**Short exercise 1**:
Rewrite a stretch of the stored data below as a numbered list, leaving out blank lines. Begin at the line that has "Patent image size: (372, 759)." and stop after the line that has "The roller bearings 68 is at (274, 162).".

**Excerpted passage**:
------------------------------------------------------------
The farms around Gernika provide wonderful
pimientos and kidney beans, mushrooms and potatoes. The sheep’s milk
Idiazabal cheese (once smoked in chimneys) has a distinctive wild
gaminess. Spanish hams are nonpareil, and the lamb is sweet as whatever
it feeds on. Oddly enough, few restaurants in Northern Spain
serve Spanish beef; instead it is brought in from Denmark!
People
go to old cider
houses to drink the fresh, slightly alcoholic apple juice. And the
regional wines, including the fine red Rioja Alavesa and the sparkling
txakoli, go perfectly with hearty Basque cooking.
The easiest way to begin sampling all
these foods and wines is at the ubiquitous tapas bars, here called tascas. Most
nights in the casco viejo
(old quarter) of the
gorgeous city of San Sebastián that straddles the Bay of Biscay, the bars are packed with
locals who come to snack on tapas—here called pinchos--and to drink red
and rosé wines, cider, Mahou beer, or txakoli. The prowl from
bar to bar is called el txikiteo,
referring to the squat, wide-mouthed
glasses drinks are served in.
La Cepa
tapas bar
The array of tapas at some bars may number three dozen or more, though
most places serve perhaps a dozen, some hot, some cold, and are quite
similar from bar to bar. You always find thin, silky slices of
Spanish ham on crusty bread (good bread is a distinguishing factor
among tapas bars); scrambled eggs and mushrooms; sardines and
anchovies; stuffed pimientos; fried croquetas;
and a potato omelet
called tortilla de patata.
Everything is unstintingly fresh: in a
good tasca those pinchos made in the morning and not
consumed by the
afternoon are discarded and new ones prepared for the evening.
The
best way to tell a good tapas bar from a poor one among more than
500 in San Sebastián is to measure the square footage you can
manage to occupy on the floor: Anything more than one square foot means
the bar is not very popular, and jostling for a position near the bar
itself is part ritual and part endurance test.
The best tascas offer a wider
variety and several house
specialties. One of the most popular is Gandarias
Jatetxea (right; Calle
31 Calle de Agosto 23),
which serves tripe, chorizo sausage,
several types of croquetas,
some with cod and a creamy béchamel
inside, and has exclusivity to carry Spain’s finest and most expensive
ham, from the producer Joselito.
------------------------------------------------------------
**Short exercise 2**:
According to the passage on Basque food, what is the prowl from bar to bar called?

[Stored data]
------------------------------------------------------------
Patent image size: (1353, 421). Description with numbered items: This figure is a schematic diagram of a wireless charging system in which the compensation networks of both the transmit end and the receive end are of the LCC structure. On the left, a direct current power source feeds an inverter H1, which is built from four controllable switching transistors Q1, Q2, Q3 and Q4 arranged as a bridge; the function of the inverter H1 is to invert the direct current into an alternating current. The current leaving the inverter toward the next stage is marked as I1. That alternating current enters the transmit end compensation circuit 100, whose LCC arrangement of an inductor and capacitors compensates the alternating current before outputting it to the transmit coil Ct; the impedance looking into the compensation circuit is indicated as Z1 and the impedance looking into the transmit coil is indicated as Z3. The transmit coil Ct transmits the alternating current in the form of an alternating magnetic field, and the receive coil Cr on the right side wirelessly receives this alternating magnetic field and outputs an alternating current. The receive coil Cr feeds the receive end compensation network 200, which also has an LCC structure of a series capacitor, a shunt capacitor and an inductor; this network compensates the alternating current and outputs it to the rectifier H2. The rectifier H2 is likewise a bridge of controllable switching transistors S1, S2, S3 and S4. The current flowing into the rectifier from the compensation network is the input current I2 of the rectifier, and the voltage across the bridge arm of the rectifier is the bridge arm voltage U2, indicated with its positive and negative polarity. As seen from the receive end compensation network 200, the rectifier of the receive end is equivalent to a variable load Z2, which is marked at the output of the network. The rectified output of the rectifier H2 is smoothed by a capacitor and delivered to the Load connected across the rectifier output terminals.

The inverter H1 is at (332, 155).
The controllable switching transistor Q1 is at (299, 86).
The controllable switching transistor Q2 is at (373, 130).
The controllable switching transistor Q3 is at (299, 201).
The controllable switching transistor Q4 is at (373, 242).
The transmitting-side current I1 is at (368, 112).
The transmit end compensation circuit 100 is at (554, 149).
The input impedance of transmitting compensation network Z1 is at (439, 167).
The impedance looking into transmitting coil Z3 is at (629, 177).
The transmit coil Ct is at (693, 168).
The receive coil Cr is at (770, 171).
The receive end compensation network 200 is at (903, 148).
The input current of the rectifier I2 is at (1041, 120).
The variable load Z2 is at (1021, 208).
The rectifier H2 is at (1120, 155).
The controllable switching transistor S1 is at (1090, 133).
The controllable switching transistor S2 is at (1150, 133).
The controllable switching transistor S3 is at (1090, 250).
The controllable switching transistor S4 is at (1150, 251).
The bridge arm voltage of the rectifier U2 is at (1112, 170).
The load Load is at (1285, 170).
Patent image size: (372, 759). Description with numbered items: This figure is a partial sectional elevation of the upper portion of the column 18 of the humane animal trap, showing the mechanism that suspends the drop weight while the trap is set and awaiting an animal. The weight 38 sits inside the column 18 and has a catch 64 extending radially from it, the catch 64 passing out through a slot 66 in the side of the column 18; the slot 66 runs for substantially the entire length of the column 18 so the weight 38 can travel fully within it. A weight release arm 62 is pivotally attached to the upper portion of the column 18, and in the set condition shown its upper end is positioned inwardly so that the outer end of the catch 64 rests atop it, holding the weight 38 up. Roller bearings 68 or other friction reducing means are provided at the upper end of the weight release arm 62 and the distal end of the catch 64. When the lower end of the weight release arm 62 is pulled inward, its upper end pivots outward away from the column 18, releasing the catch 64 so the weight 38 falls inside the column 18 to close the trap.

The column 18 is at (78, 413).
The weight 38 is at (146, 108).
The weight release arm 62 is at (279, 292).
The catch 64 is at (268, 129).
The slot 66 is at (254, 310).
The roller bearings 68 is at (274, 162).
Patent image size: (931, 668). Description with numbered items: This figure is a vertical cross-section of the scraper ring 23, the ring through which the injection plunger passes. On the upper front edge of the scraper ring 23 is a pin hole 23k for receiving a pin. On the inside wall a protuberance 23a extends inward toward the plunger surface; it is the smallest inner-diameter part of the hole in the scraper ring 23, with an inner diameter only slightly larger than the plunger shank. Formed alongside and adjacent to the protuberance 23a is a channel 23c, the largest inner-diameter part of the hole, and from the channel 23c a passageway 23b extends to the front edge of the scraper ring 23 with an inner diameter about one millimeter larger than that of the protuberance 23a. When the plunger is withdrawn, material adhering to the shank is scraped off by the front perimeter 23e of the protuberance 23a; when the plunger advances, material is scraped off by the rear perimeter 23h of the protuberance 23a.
------------------------------------------------------------
**Response 1**:
1. Patent image size: (372, 759). Description with numbered items: This figure is a partial sectional elevation of the upper portion of the column 18 of the humane animal trap, showing the mechanism that suspends the drop weight while the trap is set and awaiting an animal. The weight 38 sits inside the column 18 and has a catch 64 extending radially from it, the catch 64 passing out through a slot 66 in the side of the column 18; the slot 66 runs for substantially the entire length of the column 18 so the weight 38 can travel fully within it. A weight release arm 62 is pivotally attached to the upper portion of the column 18, and in the set condition shown its upper end is positioned inwardly so that the outer end of the catch 64 rests atop it, holding the weight 38 up. Roller bearings 68 or other friction reducing means are provided at the upper end of the weight release arm 62 and the distal end of the catch 64. When the lower end of the weight release arm 62 is pulled inward, its upper end pivots outward away from the column 18, releasing the catch 64 so the weight 38 falls inside the column 18 to close the trap.
2. The column 18 is at (78, 413).
3. The weight 38 is at (146, 108).
4. The weight release arm 62 is at (279, 292).
5. The catch 64 is at (268, 129).
6. The slot 66 is at (254, 310).
7. The roller bearings 68 is at (274, 162).

**Response 2**:
El txikiteo.